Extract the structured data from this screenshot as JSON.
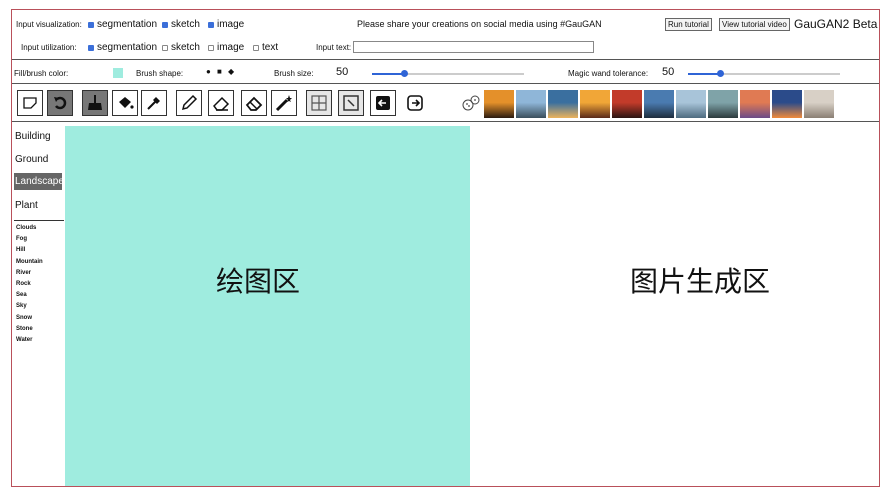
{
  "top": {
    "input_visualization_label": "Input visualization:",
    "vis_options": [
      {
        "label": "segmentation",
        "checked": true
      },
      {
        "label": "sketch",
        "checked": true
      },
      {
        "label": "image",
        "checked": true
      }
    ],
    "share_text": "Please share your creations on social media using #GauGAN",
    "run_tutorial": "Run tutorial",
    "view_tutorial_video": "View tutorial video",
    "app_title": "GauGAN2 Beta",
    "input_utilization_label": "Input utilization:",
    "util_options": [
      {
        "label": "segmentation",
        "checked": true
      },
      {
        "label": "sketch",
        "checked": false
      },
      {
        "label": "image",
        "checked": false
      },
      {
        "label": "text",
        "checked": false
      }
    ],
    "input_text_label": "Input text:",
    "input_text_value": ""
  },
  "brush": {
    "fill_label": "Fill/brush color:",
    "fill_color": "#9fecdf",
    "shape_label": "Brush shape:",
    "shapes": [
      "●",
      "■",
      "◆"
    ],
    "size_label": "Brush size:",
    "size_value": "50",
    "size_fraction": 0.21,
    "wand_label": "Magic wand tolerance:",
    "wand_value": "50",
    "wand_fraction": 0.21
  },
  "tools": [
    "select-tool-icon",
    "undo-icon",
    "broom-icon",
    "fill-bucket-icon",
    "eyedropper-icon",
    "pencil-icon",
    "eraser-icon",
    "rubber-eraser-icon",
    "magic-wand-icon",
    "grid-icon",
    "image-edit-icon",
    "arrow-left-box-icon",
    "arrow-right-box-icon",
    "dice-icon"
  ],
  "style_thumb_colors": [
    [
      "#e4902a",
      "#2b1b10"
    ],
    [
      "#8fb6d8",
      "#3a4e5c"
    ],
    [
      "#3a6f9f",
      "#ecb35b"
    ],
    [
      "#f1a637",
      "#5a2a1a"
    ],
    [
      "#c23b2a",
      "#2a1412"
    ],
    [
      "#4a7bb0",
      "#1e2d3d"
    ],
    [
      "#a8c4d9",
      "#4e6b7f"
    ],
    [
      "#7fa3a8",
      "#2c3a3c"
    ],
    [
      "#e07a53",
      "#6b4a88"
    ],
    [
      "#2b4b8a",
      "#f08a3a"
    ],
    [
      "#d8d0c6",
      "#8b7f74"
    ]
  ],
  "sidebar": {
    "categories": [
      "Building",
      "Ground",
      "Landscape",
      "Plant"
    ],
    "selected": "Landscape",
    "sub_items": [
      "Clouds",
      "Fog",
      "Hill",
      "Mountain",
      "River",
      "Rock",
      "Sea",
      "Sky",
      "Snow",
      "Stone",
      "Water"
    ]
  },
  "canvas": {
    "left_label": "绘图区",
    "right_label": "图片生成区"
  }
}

**Task requirements**
Scan the material above. Return every line containing the string "tutorial".

**Correct result**
    "run_tutorial": "Run tutorial",
    "view_tutorial_video": "View tutorial video",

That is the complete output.